## Entries provided

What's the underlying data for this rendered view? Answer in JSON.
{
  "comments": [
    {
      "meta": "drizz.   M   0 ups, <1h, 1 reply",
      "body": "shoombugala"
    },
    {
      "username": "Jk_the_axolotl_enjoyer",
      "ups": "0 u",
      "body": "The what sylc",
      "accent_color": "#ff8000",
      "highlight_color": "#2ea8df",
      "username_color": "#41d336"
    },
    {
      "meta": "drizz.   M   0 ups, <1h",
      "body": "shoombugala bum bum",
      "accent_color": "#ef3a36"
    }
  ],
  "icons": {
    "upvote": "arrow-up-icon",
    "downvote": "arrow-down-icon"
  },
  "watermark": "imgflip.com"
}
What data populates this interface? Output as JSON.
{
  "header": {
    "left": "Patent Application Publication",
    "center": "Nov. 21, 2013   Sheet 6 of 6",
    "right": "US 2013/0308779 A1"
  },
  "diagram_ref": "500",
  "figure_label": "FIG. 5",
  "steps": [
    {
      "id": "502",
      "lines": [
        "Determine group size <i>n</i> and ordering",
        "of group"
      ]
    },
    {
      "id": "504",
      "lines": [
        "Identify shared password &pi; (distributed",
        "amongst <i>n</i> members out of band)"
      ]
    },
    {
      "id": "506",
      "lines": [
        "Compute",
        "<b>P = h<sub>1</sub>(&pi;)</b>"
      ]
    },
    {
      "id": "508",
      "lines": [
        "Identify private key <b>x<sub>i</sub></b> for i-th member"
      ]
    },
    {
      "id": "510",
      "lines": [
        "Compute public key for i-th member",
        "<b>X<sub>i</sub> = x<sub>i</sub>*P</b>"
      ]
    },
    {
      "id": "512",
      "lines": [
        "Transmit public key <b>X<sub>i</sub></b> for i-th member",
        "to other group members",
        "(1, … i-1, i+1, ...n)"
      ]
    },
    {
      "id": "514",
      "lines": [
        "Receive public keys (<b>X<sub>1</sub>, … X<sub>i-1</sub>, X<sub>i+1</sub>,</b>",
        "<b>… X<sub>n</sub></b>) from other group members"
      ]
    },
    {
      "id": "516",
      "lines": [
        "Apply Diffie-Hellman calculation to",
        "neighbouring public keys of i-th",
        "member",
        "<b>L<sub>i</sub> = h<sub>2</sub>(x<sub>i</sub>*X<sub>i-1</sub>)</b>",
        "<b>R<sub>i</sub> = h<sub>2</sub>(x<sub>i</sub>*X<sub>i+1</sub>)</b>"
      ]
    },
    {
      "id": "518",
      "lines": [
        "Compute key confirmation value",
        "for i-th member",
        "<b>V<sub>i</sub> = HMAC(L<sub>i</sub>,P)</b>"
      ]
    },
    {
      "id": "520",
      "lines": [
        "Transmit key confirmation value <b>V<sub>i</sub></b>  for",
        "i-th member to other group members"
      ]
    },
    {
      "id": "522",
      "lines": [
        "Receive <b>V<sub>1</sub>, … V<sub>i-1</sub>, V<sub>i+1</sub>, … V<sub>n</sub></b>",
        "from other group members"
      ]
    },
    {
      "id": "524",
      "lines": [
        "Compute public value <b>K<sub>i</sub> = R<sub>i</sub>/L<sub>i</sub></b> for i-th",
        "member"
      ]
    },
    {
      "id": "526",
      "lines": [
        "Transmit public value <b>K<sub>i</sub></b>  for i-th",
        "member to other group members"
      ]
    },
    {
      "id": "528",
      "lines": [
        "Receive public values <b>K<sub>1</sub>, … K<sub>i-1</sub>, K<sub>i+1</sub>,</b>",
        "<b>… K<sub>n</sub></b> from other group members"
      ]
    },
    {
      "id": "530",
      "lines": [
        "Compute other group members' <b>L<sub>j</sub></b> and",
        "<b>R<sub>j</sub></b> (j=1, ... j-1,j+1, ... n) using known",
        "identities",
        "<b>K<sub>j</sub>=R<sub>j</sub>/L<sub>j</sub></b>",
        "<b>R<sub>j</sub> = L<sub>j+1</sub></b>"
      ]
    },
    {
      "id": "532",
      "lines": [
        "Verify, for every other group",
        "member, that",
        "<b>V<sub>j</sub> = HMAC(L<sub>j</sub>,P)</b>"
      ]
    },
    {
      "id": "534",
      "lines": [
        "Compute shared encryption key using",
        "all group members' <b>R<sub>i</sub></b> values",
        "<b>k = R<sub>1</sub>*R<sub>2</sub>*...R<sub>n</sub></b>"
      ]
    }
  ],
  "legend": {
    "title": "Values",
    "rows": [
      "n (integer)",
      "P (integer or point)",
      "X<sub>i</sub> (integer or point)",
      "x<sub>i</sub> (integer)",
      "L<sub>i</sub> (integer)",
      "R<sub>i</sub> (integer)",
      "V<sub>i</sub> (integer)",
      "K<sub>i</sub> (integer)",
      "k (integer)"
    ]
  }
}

## Task description
Count the lines that hold the string "using" and state that number alone.

## Expected output
2